--- BEGIN ---

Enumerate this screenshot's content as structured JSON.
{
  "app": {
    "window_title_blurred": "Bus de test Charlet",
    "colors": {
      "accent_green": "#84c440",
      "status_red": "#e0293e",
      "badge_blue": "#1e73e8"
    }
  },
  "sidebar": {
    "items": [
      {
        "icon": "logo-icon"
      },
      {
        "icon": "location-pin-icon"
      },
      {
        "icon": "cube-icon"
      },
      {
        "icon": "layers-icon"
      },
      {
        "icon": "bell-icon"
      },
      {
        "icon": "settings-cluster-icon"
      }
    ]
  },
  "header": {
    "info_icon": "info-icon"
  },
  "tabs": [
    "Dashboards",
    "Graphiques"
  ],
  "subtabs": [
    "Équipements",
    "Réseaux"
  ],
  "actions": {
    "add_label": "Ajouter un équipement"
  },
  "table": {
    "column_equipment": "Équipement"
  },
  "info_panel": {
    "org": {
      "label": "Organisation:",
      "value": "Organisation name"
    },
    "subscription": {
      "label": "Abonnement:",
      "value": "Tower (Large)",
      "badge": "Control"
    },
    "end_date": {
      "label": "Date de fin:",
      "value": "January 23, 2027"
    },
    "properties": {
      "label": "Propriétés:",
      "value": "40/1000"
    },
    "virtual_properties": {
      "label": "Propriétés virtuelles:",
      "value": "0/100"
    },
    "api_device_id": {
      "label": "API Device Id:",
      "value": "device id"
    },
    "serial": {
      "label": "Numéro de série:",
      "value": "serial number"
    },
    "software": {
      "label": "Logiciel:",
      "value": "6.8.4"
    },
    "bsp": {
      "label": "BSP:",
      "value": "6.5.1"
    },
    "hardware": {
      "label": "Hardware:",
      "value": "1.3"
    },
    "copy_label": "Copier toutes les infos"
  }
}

--- END ---
--- BEGIN ---

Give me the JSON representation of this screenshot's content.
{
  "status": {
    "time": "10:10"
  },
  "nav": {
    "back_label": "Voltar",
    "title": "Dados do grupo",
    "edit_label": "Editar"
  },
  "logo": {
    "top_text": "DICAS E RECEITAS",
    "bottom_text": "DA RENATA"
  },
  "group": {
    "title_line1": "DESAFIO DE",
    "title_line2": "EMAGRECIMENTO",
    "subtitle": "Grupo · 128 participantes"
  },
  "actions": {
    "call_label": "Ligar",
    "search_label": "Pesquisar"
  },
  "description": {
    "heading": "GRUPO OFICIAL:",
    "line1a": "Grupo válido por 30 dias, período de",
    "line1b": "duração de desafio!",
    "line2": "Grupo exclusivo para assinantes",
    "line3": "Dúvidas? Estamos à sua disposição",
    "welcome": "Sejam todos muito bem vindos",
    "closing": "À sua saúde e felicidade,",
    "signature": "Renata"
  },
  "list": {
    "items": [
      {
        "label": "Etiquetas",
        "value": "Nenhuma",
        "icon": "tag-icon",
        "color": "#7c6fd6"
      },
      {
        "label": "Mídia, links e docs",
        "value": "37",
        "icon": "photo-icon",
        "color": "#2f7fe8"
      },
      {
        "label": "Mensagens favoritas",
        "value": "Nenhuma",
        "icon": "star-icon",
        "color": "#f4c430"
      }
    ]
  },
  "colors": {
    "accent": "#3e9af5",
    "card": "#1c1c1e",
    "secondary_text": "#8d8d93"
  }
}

--- END ---

What you are asked to do – Count the lines above that contain the word "screenshot". Give only the number.

Task output – 2